L’Iran est une grande puissance militaire du Moyen-Orient mais qui est loin d’être la plus performante. Que ce pays, compte tenu de la technologie dont il dispose, puisse représenter une menace pour certains de ses rivaux, surprendrait. Des décennies de sanctions ont empêché Téhéran de moderniser son arsenal, d’où le retard comparé à ses voisins.
Désormais, et pour l’essentiel, les sanctions ont été levées et l’Iran s’efforce de rattraper ses adversaires potentiels, Arabie saoudite, Turquie, Emirats… Ces Etats, en effet, depuis un demi-siècle, ont consacré des centaines de milliards de dollars à l’acquisition des moyens de combat les plus élaborés du moment.
Ces sanctions ont également entraîné un manque dramatique de pièces détachées pour garder en l’état les nombreux matériels acquis en Occident quand le Shah était au pouvoir. S’appuyant sur le marché noir et aussi sur leur grande ingéniosité, les Iraniens ont démontré des aptitudes remarquables pour garder leur outil aussi opérationnel que possible, en modifiant les matériels et en fabriquant les pièces manquantes.
C’est ainsi qu’à la grande surprise des spécialistes, Téhéran a pu maintenir en état de vol sa flotte de chasseurs américains F14. Il n’en reste pas moins évident qu’aligner des matériels d’origines diverses, Etats-Unis, France, Russie, Chine…, n’est pas le meilleur moyen pour disposer d’une défense efficace et redoutée. Les difficultés rencontrées pour maintenir à niveau les équipements finissent par se transformer en un cauchemar logistique et technique.
Les Iraniens devraient donc, au moins initialement, chercher à réduire le nombre de leurs fournisseurs, tout en évitant de dépendre d’un seul pays pour d’évidentes raisons politico-stratégiques. Dans le passé, Téhéran s’est appuyé sur une force armée imposante et sur des capacités asymétriques de combat afin de garantir sa sécurité. Aujourd’hui, l’Iran paraît décidé à reconstituer une force conventionnelle en mesure d’équilibrer celle de ses rivaux et donc de la doter des meilleures armes possibles.

▶ _ENREGISTREMENTS FOURNIS_:
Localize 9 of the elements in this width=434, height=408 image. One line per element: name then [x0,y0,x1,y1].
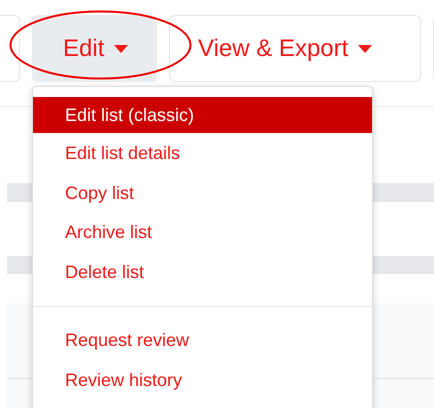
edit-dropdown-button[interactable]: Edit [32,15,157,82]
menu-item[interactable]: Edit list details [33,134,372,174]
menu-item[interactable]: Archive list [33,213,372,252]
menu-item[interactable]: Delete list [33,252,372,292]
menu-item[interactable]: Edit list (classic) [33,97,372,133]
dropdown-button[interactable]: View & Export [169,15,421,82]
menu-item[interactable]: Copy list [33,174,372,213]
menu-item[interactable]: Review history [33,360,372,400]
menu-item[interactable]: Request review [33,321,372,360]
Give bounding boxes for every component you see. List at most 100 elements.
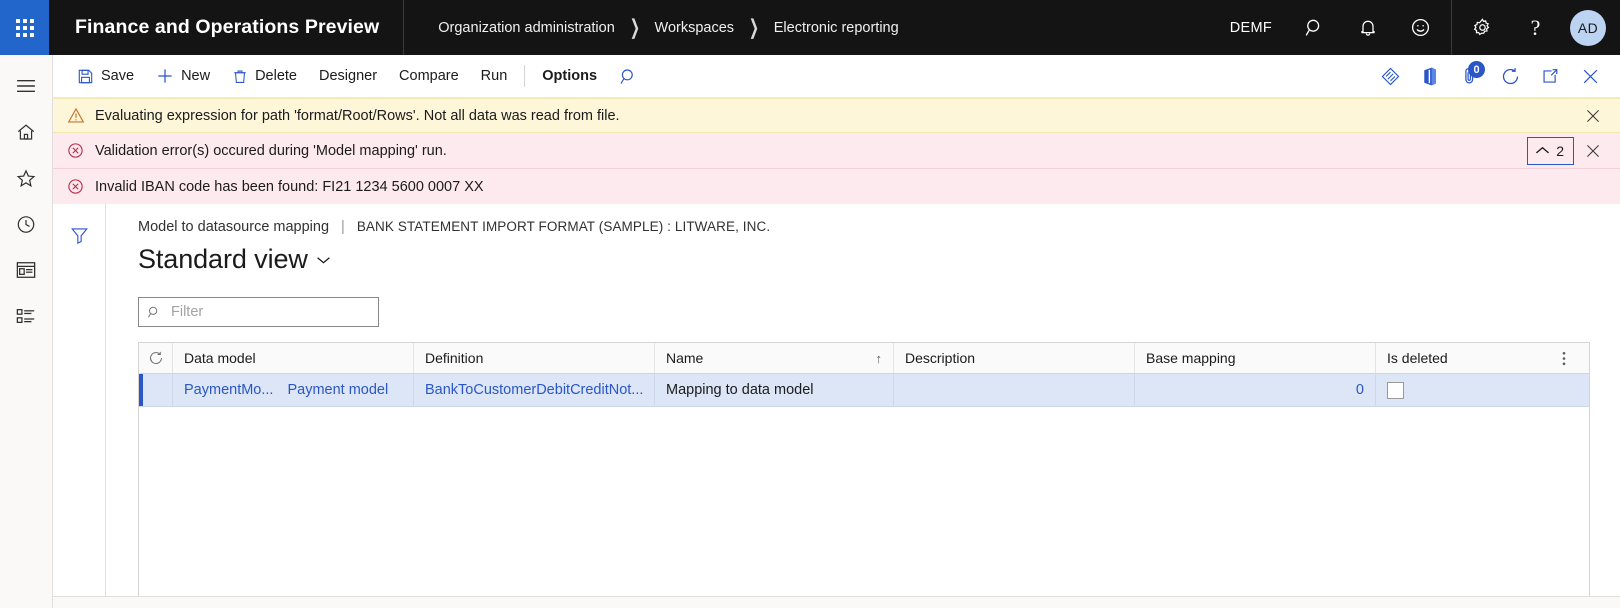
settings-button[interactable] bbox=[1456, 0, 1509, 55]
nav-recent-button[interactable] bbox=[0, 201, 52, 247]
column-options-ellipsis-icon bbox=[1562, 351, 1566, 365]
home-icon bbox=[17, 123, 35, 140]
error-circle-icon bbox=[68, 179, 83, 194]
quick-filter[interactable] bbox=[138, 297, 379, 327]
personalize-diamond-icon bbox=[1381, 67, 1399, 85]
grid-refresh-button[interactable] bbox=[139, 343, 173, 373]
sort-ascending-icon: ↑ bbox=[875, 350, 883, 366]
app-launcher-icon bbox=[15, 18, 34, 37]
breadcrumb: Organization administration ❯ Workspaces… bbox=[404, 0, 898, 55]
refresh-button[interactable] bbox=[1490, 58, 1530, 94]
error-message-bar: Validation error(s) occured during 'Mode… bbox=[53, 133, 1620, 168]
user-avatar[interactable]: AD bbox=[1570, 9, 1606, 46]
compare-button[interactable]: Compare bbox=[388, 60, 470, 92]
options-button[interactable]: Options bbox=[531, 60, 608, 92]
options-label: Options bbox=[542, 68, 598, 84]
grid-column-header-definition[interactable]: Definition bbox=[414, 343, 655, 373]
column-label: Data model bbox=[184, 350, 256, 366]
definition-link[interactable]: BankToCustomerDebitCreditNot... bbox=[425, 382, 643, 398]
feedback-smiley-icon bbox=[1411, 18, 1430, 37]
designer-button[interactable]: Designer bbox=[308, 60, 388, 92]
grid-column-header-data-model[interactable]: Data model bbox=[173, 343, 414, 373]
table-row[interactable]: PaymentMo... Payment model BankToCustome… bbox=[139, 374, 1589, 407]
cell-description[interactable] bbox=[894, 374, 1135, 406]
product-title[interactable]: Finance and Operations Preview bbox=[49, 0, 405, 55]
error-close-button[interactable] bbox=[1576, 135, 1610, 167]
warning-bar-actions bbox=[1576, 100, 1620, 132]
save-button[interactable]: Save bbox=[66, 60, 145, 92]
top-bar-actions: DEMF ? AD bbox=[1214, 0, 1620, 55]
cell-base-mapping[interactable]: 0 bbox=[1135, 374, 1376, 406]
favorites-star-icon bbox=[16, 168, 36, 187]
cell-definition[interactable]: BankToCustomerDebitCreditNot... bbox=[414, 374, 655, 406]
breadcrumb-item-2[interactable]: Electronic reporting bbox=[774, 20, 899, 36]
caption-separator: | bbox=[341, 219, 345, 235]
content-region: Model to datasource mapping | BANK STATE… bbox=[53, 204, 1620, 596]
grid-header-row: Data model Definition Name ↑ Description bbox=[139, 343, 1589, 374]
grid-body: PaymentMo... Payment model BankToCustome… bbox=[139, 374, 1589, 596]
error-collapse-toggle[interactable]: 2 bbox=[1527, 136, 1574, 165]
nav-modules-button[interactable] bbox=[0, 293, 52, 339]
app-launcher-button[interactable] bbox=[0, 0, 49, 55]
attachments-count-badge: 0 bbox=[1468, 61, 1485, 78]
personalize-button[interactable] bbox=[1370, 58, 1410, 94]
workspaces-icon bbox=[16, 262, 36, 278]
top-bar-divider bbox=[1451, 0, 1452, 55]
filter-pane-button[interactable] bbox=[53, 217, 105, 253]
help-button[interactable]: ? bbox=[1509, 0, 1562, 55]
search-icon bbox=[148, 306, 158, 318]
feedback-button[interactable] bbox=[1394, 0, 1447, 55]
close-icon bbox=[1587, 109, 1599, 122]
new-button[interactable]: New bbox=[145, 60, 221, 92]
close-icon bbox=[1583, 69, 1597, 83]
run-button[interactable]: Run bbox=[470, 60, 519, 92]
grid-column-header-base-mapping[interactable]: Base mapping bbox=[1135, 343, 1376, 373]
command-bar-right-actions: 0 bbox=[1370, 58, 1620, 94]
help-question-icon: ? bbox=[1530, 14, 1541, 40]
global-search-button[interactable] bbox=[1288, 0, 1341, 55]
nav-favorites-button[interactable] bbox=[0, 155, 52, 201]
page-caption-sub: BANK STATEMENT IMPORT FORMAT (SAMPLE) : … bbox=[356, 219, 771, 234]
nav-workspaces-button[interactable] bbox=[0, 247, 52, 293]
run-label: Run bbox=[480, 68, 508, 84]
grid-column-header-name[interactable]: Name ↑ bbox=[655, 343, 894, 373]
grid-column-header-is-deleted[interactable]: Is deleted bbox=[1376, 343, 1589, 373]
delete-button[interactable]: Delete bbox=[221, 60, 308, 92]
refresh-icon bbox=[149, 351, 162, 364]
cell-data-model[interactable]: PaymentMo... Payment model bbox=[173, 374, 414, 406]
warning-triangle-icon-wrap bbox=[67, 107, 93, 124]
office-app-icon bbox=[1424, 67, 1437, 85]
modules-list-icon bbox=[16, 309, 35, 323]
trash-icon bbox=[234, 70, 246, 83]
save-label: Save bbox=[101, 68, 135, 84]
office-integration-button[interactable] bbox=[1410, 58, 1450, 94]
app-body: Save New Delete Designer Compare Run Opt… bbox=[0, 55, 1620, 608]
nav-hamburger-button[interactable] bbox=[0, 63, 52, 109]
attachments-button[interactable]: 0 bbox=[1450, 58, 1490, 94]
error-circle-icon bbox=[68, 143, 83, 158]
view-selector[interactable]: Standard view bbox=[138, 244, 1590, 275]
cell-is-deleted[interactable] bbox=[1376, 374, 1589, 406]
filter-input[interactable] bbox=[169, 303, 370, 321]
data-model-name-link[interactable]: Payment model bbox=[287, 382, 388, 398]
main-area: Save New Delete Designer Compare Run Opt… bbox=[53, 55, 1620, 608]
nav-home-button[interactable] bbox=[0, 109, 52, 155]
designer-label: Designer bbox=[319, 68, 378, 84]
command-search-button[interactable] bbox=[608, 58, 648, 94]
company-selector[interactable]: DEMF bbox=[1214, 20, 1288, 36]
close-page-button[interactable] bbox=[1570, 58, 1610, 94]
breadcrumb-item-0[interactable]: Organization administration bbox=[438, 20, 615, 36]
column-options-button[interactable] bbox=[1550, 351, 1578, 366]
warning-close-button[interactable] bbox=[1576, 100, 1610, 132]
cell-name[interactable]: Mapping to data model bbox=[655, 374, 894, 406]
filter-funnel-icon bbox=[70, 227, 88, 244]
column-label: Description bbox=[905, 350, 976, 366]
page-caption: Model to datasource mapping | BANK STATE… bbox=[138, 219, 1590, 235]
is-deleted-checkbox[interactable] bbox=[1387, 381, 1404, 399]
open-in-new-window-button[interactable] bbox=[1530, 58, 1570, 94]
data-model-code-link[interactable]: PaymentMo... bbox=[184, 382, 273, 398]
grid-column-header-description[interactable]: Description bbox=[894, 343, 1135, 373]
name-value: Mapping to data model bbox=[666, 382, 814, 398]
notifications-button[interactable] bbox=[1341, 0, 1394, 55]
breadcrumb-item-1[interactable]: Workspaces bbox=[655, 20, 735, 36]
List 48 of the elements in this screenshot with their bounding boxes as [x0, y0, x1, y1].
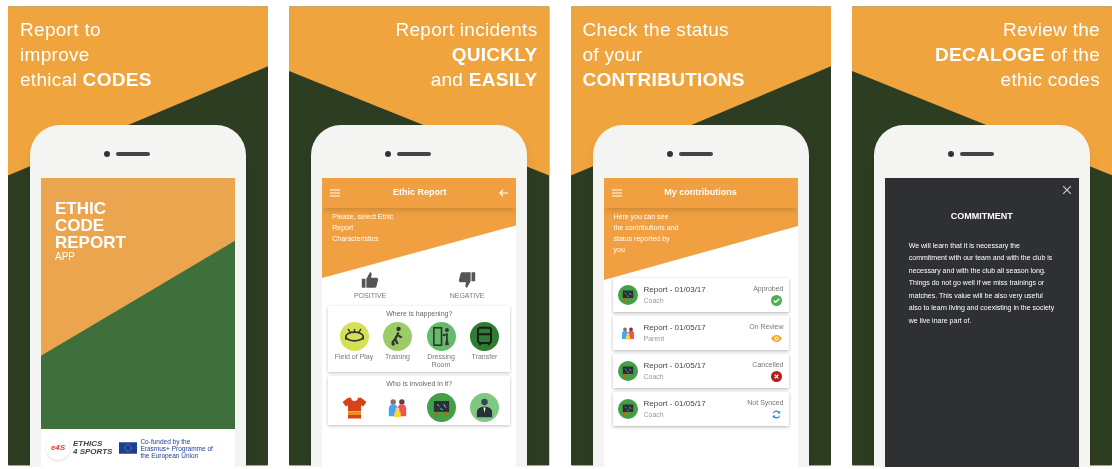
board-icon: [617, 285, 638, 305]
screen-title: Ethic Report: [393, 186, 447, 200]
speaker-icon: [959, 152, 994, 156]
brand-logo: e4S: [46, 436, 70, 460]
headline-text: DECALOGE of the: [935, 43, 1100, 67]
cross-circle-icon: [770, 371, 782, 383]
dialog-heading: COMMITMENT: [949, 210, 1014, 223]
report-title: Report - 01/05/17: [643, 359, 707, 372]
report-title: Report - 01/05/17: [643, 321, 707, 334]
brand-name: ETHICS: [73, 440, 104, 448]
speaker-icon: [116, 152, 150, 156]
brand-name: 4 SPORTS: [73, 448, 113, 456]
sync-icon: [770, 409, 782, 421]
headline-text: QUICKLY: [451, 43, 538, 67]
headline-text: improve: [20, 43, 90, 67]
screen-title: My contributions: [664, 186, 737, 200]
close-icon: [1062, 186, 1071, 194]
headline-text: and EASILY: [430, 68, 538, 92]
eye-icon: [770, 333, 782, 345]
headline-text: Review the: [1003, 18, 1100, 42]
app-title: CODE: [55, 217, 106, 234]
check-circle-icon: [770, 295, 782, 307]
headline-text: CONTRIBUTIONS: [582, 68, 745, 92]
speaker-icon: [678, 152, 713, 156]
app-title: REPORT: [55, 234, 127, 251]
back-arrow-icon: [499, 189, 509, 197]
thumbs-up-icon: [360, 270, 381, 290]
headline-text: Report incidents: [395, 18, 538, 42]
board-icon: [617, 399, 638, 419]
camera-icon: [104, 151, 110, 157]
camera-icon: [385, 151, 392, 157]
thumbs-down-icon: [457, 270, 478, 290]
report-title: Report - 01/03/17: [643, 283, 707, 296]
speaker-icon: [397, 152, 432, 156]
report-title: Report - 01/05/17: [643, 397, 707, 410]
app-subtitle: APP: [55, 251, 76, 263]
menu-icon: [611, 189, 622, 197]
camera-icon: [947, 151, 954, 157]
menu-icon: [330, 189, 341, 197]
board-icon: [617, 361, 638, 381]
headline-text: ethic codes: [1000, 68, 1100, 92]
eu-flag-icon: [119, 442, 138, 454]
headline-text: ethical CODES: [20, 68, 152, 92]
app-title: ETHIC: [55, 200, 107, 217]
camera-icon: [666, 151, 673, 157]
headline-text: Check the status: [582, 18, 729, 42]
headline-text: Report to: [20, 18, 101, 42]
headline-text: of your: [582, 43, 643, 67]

▶ _CONSIGNE_: Dans le texte sur l'armée iranienne, relevez tous les pays nommés comme origines des matériels que l'Iran aligne.

▶ _RÉPONSE ATTENDUE_: Etats-Unis, France, Russie, Chine